--- GIVEN INFORMATION ---

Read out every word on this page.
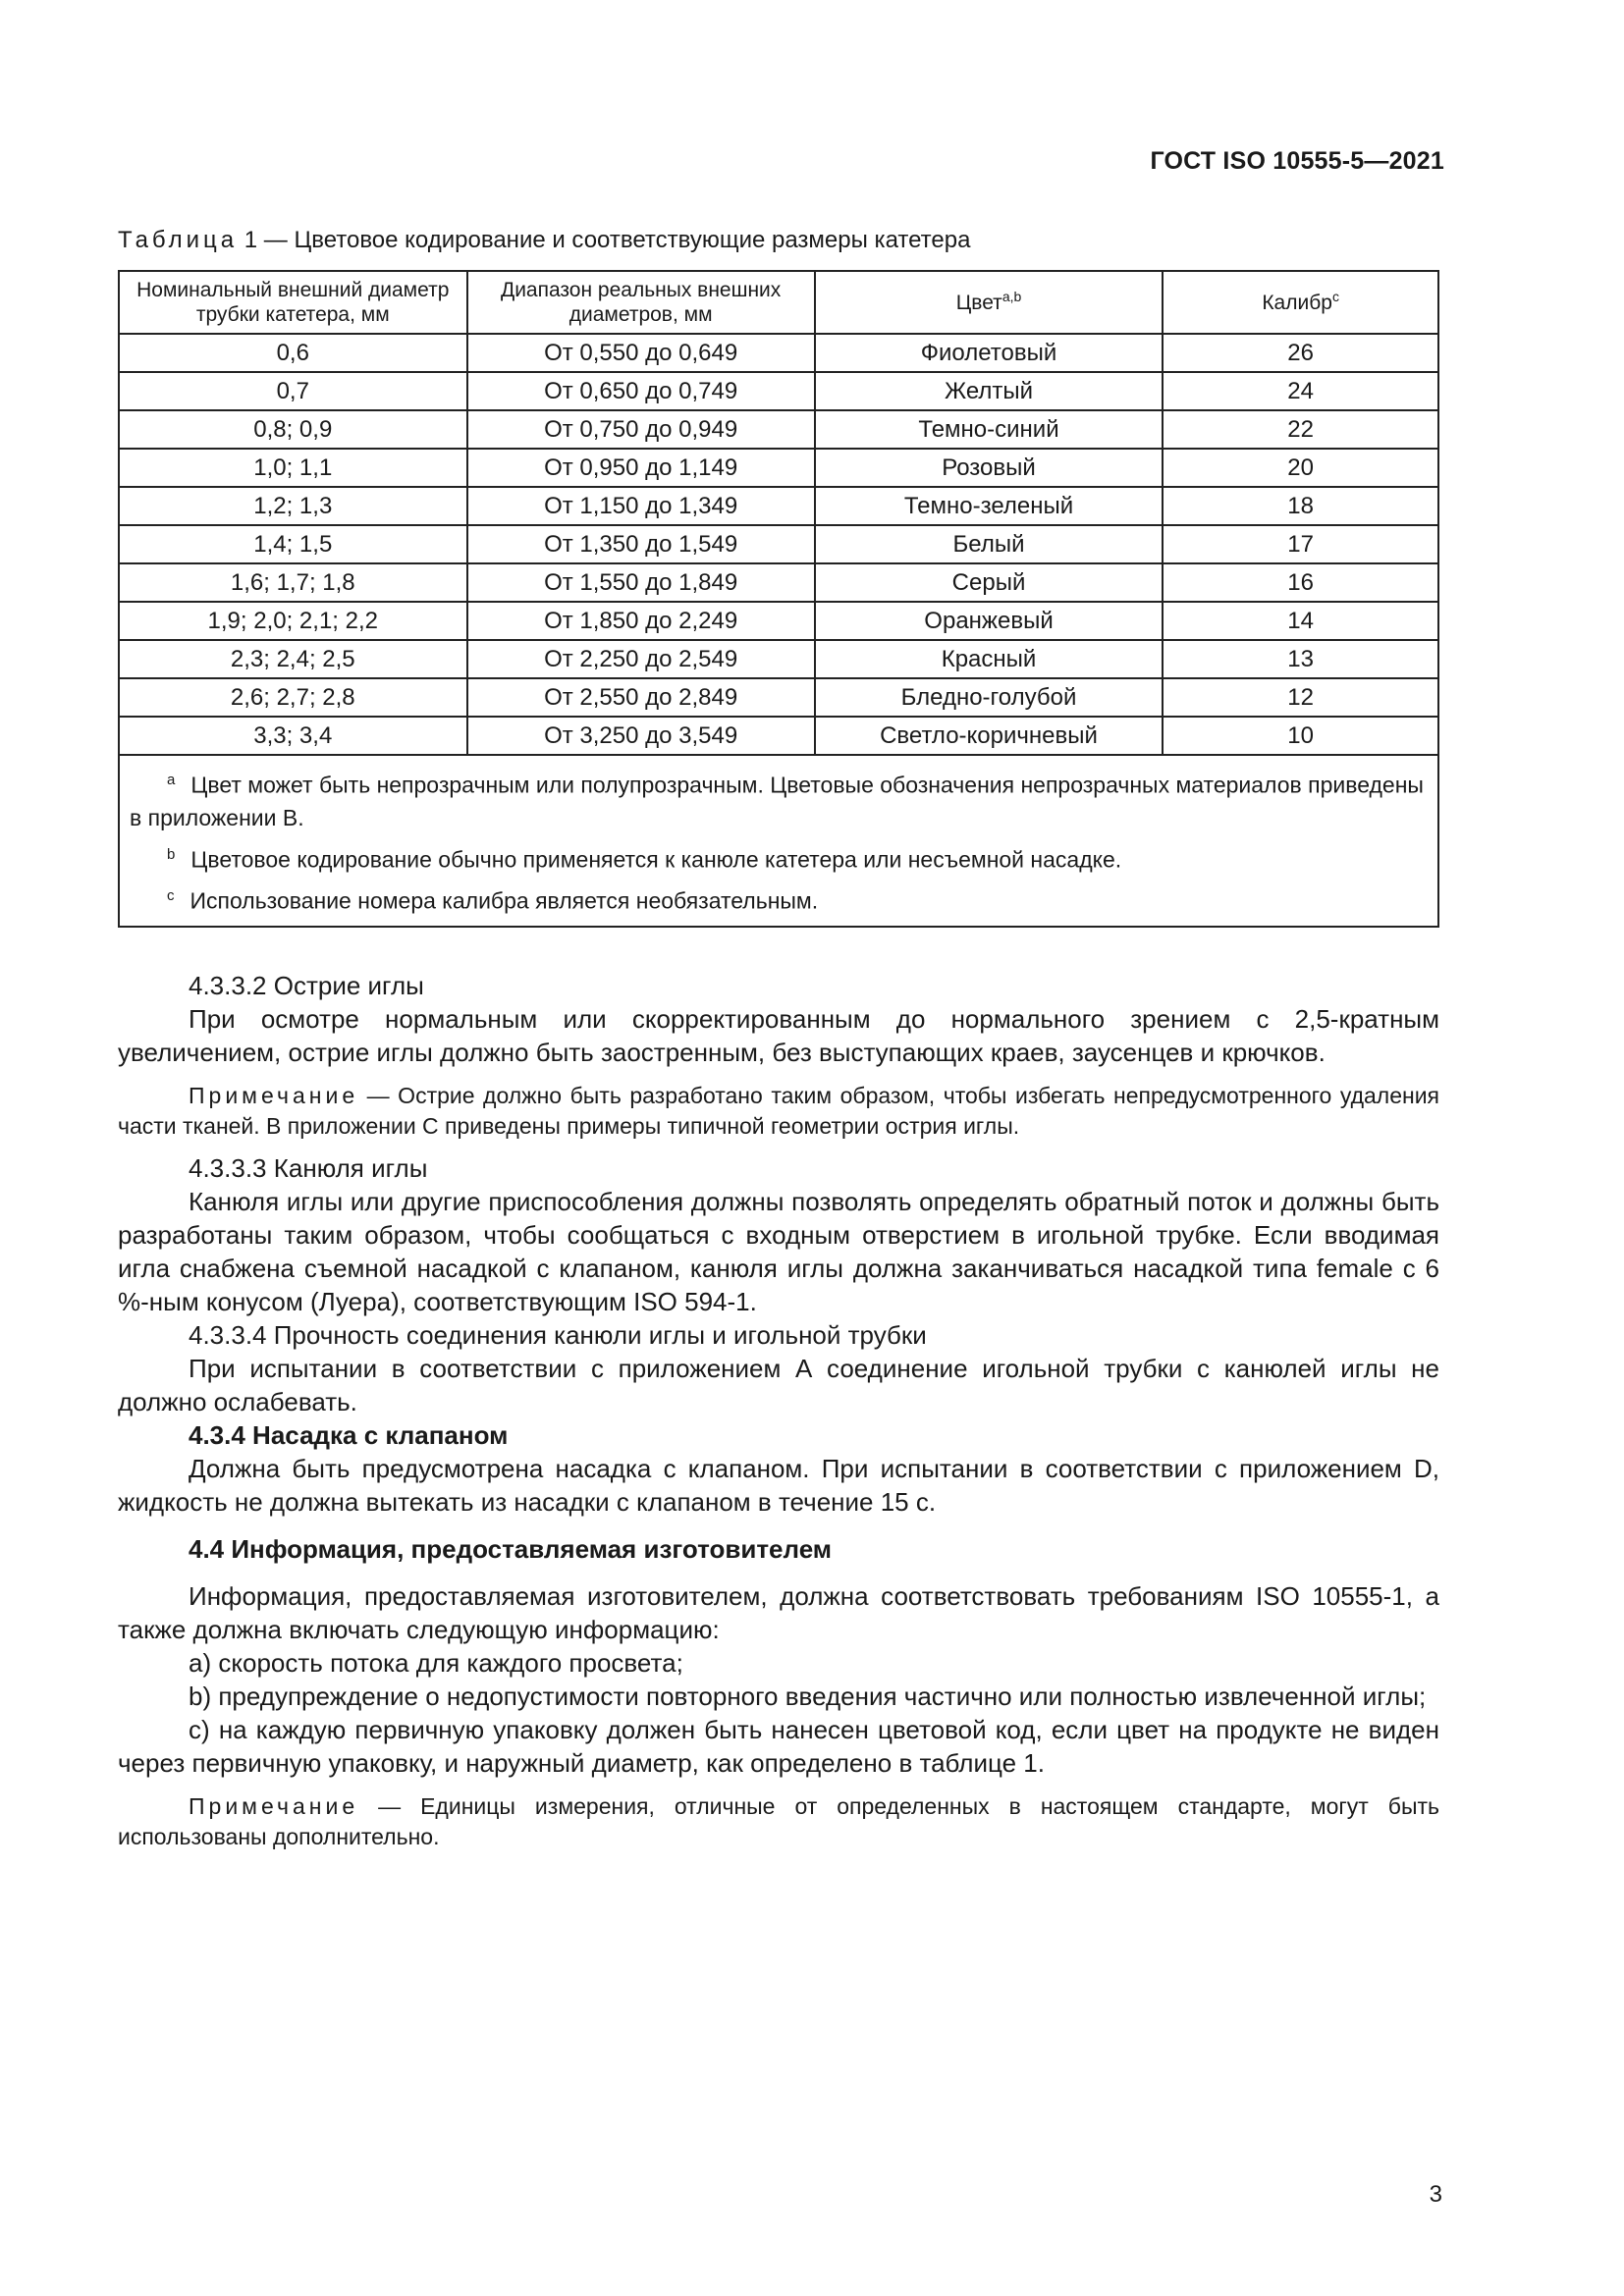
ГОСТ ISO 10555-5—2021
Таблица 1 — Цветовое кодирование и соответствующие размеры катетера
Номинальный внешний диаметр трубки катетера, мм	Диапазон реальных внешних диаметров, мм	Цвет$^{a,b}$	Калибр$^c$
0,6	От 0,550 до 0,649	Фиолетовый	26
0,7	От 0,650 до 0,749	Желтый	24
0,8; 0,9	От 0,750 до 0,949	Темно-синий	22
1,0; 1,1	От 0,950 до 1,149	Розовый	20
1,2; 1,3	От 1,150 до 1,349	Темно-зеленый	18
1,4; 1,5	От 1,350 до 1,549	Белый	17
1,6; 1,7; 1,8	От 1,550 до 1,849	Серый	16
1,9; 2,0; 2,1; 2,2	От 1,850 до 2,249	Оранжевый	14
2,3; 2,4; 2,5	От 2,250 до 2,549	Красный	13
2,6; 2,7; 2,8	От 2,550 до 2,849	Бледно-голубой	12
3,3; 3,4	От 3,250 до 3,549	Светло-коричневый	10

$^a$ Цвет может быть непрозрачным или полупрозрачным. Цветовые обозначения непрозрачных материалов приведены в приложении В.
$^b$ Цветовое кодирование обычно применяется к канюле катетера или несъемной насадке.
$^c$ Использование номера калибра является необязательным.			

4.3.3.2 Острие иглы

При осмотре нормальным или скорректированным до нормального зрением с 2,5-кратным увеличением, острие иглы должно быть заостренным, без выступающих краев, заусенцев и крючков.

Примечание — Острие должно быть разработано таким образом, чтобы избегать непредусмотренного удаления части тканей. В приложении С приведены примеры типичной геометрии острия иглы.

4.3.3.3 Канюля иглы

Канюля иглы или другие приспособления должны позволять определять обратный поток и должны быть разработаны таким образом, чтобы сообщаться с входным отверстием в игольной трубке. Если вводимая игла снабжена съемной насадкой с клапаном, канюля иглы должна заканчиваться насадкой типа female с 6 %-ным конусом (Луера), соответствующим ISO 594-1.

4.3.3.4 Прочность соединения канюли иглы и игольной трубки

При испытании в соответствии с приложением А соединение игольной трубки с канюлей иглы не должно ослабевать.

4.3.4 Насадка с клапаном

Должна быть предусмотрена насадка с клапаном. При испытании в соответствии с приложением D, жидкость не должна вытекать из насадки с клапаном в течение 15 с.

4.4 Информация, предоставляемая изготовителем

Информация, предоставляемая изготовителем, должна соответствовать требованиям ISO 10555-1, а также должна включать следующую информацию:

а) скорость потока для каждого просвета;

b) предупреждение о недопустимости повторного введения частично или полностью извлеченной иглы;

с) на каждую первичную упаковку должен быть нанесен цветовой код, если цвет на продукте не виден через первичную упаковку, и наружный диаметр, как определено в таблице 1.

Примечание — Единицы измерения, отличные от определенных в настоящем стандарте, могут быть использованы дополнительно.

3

---
--- GIVEN INFORMATION ---

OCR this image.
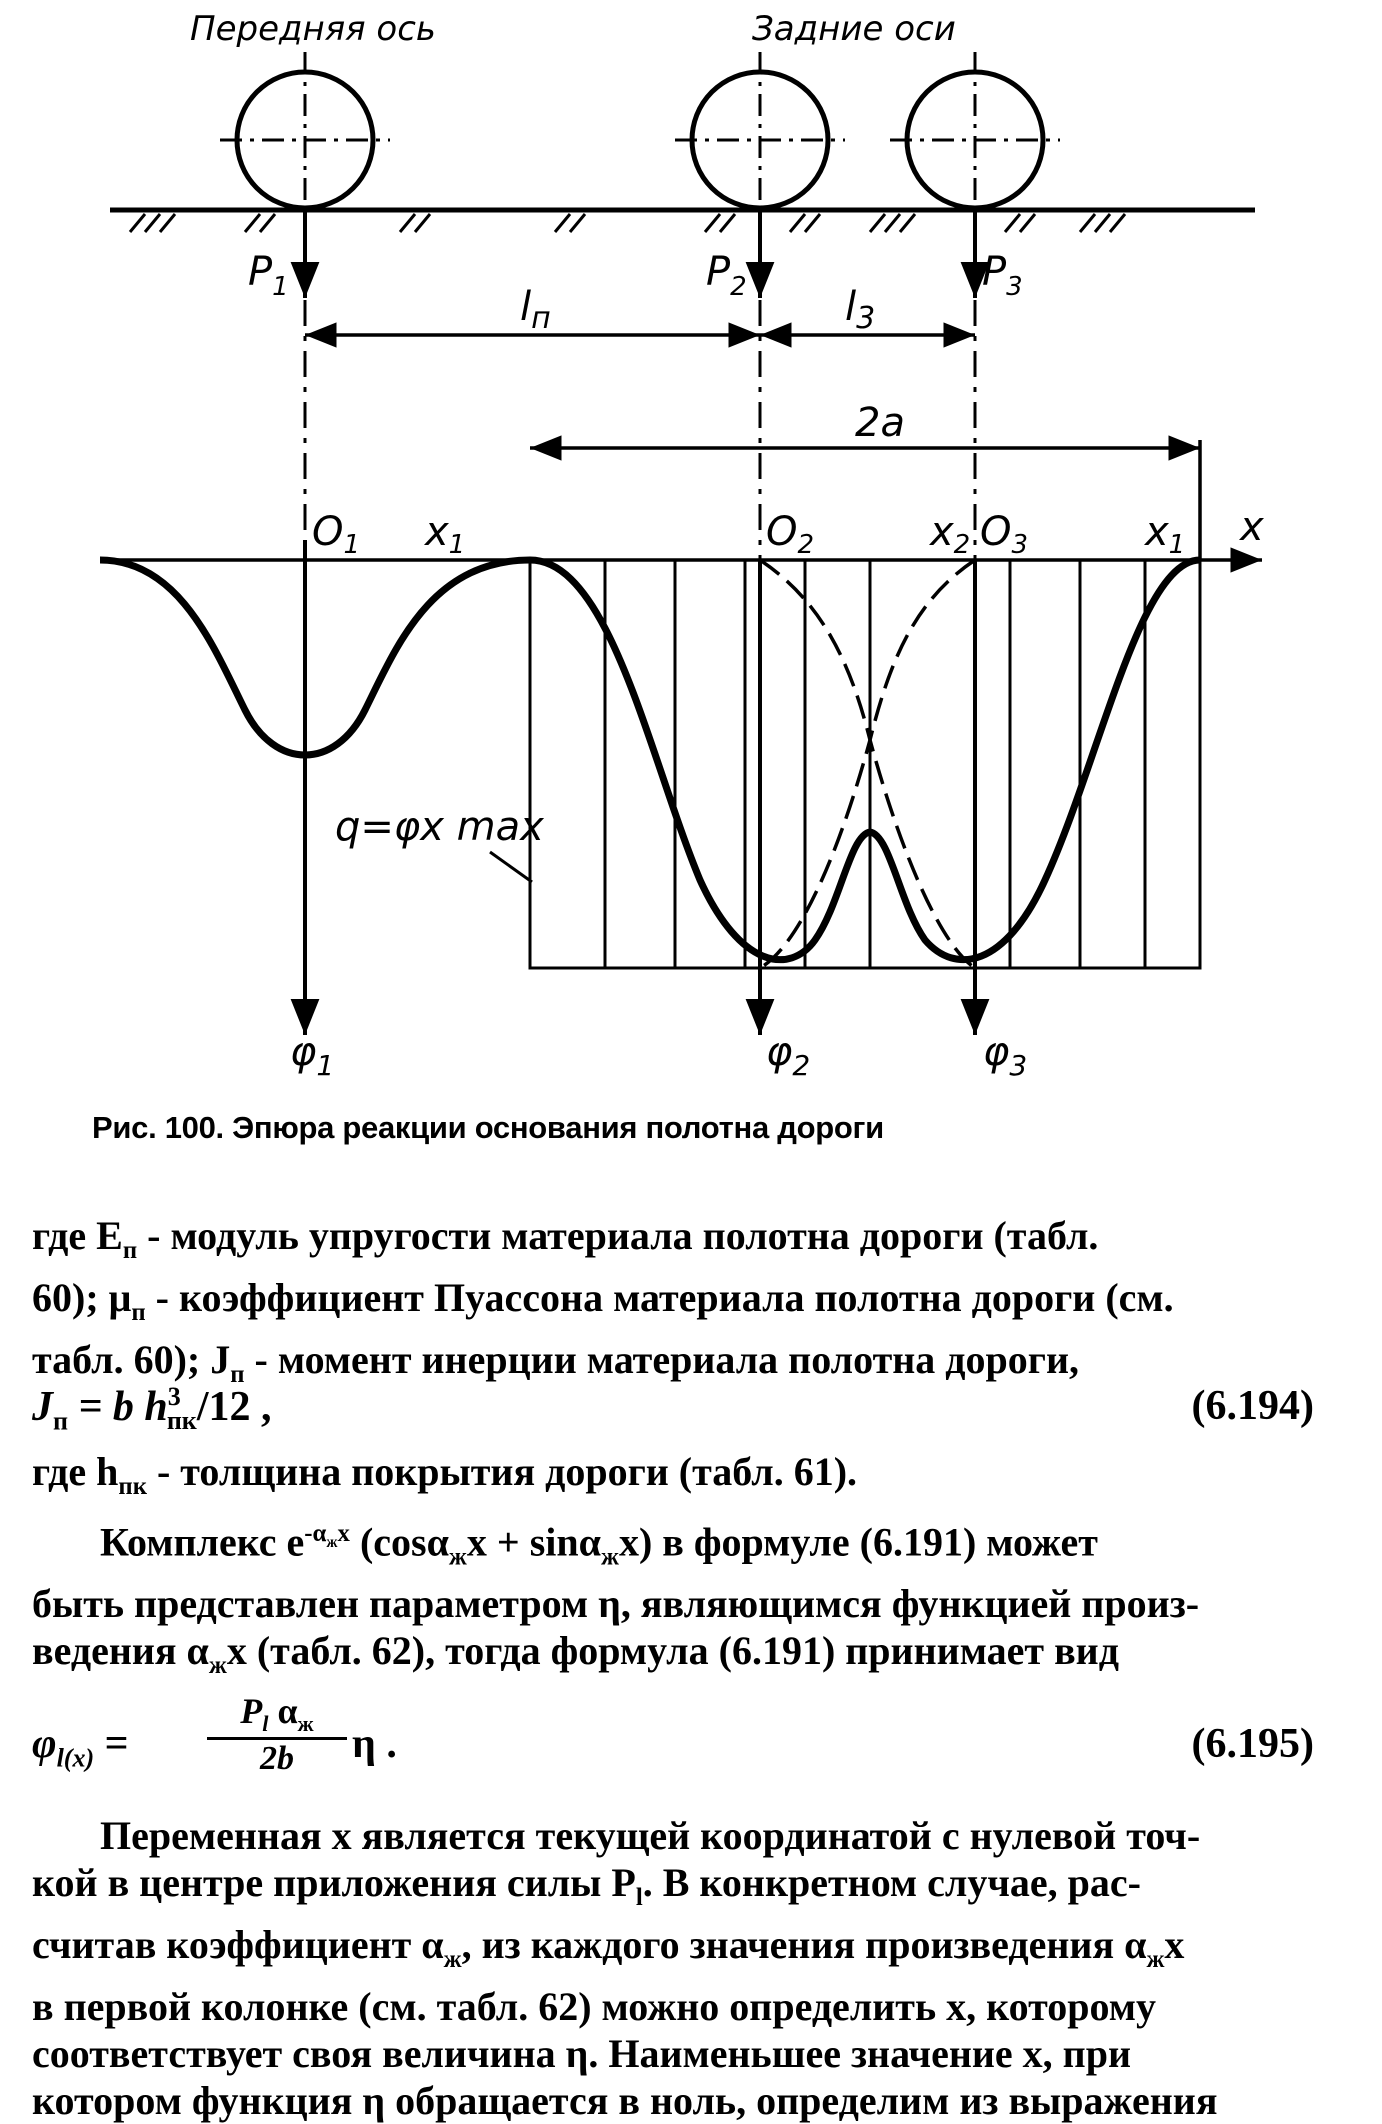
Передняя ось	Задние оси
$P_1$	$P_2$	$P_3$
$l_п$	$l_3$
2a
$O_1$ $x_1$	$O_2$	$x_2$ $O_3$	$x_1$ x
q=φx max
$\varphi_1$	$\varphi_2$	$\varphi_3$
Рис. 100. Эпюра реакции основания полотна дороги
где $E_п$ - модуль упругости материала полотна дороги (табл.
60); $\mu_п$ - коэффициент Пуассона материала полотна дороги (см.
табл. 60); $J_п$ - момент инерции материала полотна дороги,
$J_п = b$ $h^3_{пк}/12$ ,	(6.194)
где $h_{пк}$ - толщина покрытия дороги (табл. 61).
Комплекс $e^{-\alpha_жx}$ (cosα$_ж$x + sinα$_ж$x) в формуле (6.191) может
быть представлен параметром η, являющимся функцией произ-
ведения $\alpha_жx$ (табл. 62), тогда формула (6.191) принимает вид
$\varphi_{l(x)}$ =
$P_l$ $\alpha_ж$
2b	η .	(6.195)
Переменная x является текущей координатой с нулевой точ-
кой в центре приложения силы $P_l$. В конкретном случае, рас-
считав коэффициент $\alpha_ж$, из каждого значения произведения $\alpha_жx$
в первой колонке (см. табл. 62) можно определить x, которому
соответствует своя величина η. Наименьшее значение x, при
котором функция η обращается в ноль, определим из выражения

---
--- GIVEN INFORMATION ---

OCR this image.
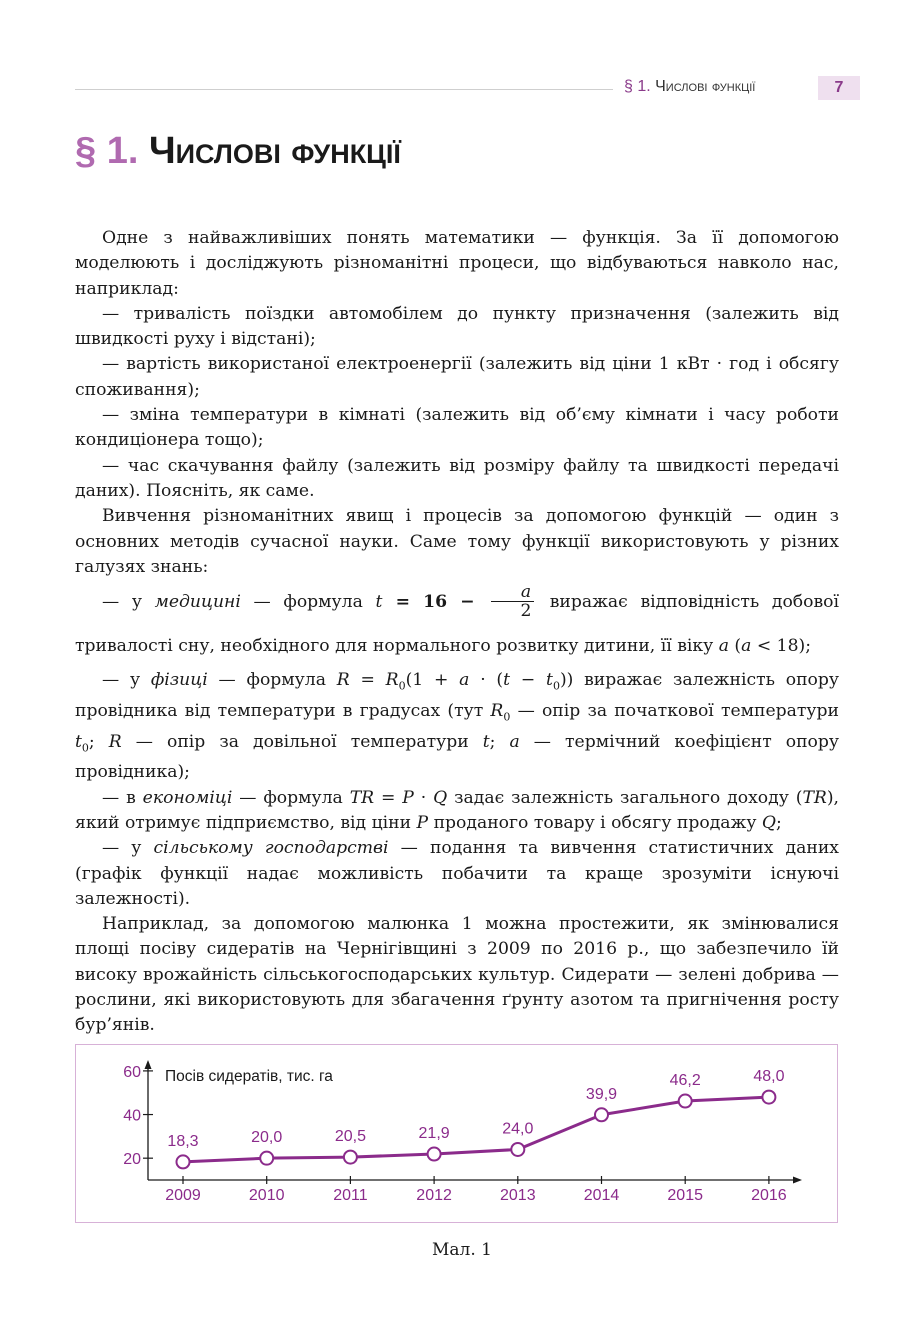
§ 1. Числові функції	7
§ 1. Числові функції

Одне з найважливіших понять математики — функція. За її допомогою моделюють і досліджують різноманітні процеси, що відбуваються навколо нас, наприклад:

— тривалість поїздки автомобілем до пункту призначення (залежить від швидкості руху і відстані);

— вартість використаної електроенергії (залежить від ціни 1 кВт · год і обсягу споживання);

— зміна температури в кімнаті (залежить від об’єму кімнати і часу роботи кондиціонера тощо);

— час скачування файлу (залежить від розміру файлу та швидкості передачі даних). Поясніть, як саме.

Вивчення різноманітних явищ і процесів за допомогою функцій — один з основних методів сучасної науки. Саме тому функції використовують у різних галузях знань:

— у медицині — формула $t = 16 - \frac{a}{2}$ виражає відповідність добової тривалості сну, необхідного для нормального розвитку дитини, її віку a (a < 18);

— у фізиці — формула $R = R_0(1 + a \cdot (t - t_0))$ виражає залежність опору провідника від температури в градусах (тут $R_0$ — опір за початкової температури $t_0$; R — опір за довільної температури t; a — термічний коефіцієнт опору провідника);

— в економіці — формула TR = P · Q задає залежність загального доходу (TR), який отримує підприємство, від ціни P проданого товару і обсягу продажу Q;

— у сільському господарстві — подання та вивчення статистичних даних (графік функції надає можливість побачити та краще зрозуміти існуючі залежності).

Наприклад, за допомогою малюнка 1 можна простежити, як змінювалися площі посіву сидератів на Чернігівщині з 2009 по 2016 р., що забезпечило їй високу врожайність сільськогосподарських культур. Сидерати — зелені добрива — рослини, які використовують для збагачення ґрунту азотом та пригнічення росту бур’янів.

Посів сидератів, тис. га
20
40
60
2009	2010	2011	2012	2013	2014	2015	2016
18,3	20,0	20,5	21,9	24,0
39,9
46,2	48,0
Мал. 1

---

:: WHAT THE EXERCISE ASKS ::
Say how many lines of the listing above contain "обсягу", with no other words.

:: TASK OUTPUT ::
2